Reproduce each line of the material exactly, minus any picture.

▶ [Input]
══════════
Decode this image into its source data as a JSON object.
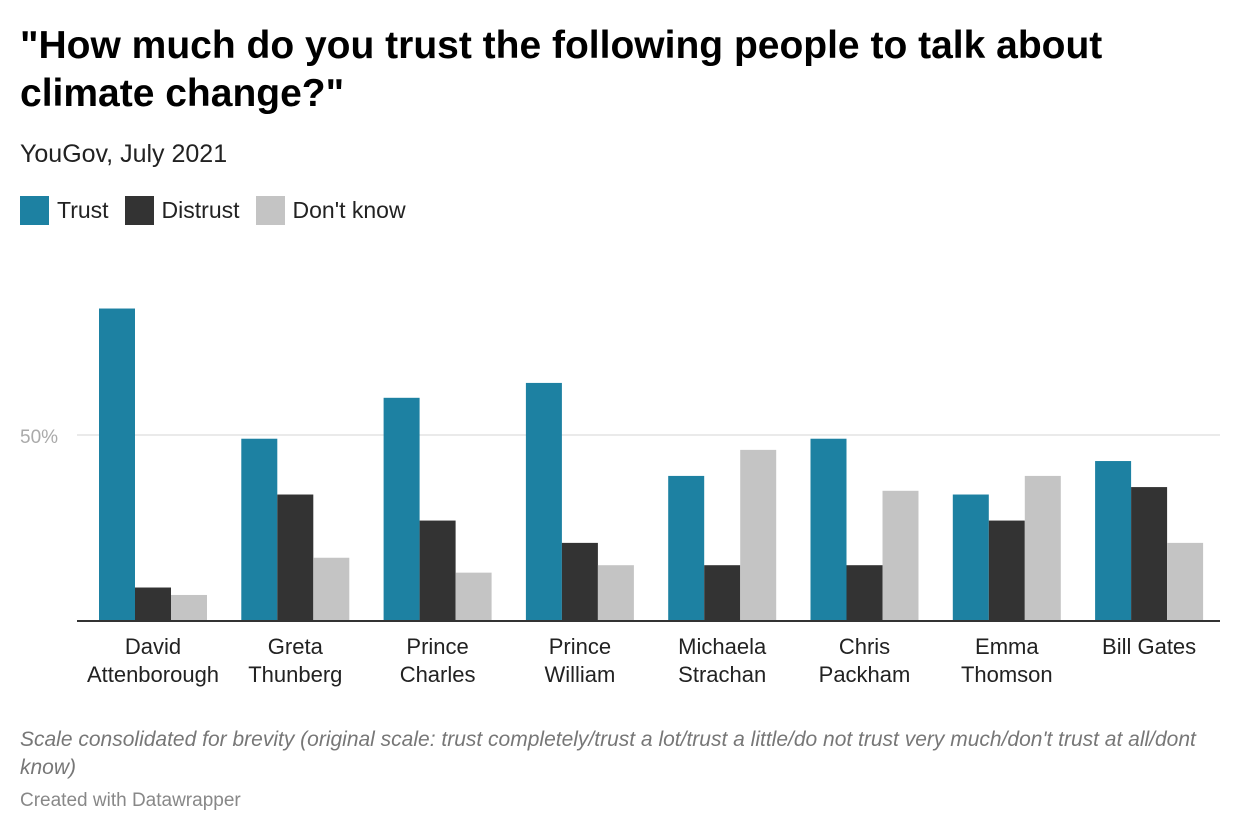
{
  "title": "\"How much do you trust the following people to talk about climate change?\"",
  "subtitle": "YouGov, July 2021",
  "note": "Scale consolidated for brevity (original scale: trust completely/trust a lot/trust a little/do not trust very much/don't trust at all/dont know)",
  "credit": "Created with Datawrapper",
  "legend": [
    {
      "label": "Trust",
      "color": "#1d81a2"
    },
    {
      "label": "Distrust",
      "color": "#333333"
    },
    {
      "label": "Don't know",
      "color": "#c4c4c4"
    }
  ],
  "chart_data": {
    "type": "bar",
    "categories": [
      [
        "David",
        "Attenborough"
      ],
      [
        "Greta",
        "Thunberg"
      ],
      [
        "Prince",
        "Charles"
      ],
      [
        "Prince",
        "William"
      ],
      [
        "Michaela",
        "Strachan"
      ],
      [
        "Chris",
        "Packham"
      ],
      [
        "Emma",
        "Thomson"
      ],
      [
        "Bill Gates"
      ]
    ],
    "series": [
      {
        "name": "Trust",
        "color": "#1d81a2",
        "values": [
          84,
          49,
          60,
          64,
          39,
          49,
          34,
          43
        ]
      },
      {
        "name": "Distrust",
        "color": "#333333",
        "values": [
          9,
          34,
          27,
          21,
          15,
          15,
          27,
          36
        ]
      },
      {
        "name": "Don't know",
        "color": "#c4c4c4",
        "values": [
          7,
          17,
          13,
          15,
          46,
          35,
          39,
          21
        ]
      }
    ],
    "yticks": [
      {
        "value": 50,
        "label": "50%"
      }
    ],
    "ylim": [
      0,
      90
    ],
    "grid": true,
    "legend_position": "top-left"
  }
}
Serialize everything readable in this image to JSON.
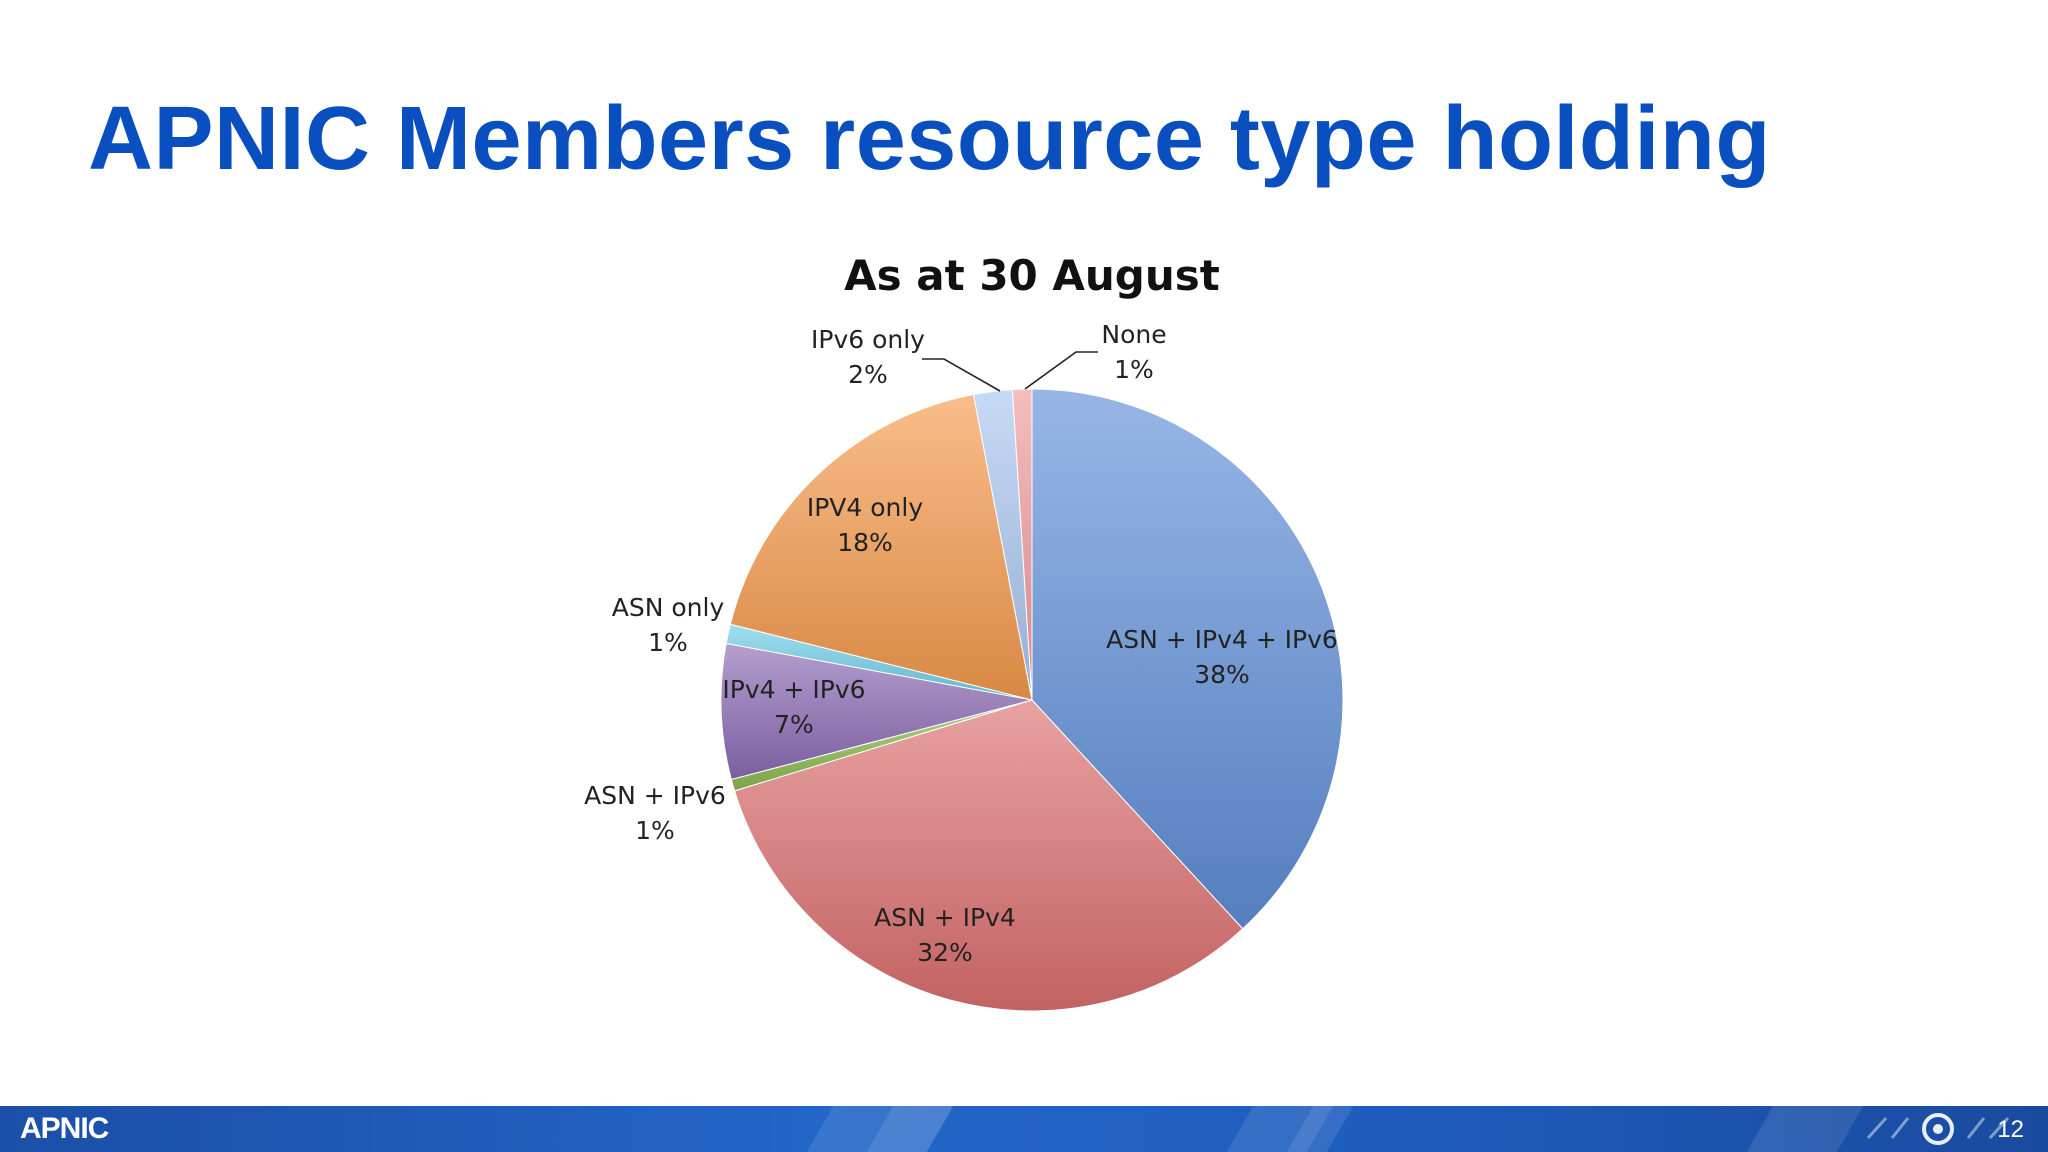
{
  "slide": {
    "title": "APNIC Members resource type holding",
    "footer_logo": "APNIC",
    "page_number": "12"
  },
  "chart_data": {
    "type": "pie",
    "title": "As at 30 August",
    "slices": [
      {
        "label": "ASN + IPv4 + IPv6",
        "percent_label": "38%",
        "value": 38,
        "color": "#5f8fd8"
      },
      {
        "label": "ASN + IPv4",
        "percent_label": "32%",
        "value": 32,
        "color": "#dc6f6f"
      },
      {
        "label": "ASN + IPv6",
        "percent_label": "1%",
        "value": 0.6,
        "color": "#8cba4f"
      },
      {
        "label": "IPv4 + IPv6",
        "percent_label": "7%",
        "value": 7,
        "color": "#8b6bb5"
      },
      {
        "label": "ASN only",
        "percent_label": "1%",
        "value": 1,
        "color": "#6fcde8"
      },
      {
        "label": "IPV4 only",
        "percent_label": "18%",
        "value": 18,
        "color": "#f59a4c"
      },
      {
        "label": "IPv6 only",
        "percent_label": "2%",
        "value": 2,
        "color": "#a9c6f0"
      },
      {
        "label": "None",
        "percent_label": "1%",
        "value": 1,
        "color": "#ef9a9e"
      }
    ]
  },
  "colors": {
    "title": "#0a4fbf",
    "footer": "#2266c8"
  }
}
══════════
▶ [The reply]
Decode this image into its source data as a JSON object.
{
  "title": "\"How much do you trust the following people to talk about climate change?\"",
  "subtitle": "YouGov, July 2021",
  "note": "Scale consolidated for brevity (original scale: trust completely/trust a lot/trust a little/do not trust very much/don't trust at all/dont know)",
  "credit": "Created with Datawrapper",
  "legend": [
    {
      "label": "Trust",
      "color": "#1d81a2"
    },
    {
      "label": "Distrust",
      "color": "#333333"
    },
    {
      "label": "Don't know",
      "color": "#c4c4c4"
    }
  ],
  "chart_data": {
    "type": "bar",
    "categories": [
      [
        "David",
        "Attenborough"
      ],
      [
        "Greta",
        "Thunberg"
      ],
      [
        "Prince",
        "Charles"
      ],
      [
        "Prince",
        "William"
      ],
      [
        "Michaela",
        "Strachan"
      ],
      [
        "Chris",
        "Packham"
      ],
      [
        "Emma",
        "Thomson"
      ],
      [
        "Bill Gates"
      ]
    ],
    "series": [
      {
        "name": "Trust",
        "color": "#1d81a2",
        "values": [
          84,
          49,
          60,
          64,
          39,
          49,
          34,
          43
        ]
      },
      {
        "name": "Distrust",
        "color": "#333333",
        "values": [
          9,
          34,
          27,
          21,
          15,
          15,
          27,
          36
        ]
      },
      {
        "name": "Don't know",
        "color": "#c4c4c4",
        "values": [
          7,
          17,
          13,
          15,
          46,
          35,
          39,
          21
        ]
      }
    ],
    "yticks": [
      {
        "value": 50,
        "label": "50%"
      }
    ],
    "ylim": [
      0,
      90
    ],
    "grid": true,
    "legend_position": "top-left"
  }
}
Serialize everything readable in this image to JSON.
{
  "slide": {
    "title": "APNIC Members resource type holding",
    "footer_logo": "APNIC",
    "page_number": "12"
  },
  "chart_data": {
    "type": "pie",
    "title": "As at 30 August",
    "slices": [
      {
        "label": "ASN + IPv4 + IPv6",
        "percent_label": "38%",
        "value": 38,
        "color": "#5f8fd8"
      },
      {
        "label": "ASN + IPv4",
        "percent_label": "32%",
        "value": 32,
        "color": "#dc6f6f"
      },
      {
        "label": "ASN + IPv6",
        "percent_label": "1%",
        "value": 0.6,
        "color": "#8cba4f"
      },
      {
        "label": "IPv4 + IPv6",
        "percent_label": "7%",
        "value": 7,
        "color": "#8b6bb5"
      },
      {
        "label": "ASN only",
        "percent_label": "1%",
        "value": 1,
        "color": "#6fcde8"
      },
      {
        "label": "IPV4 only",
        "percent_label": "18%",
        "value": 18,
        "color": "#f59a4c"
      },
      {
        "label": "IPv6 only",
        "percent_label": "2%",
        "value": 2,
        "color": "#a9c6f0"
      },
      {
        "label": "None",
        "percent_label": "1%",
        "value": 1,
        "color": "#ef9a9e"
      }
    ]
  },
  "colors": {
    "title": "#0a4fbf",
    "footer": "#2266c8"
  }
}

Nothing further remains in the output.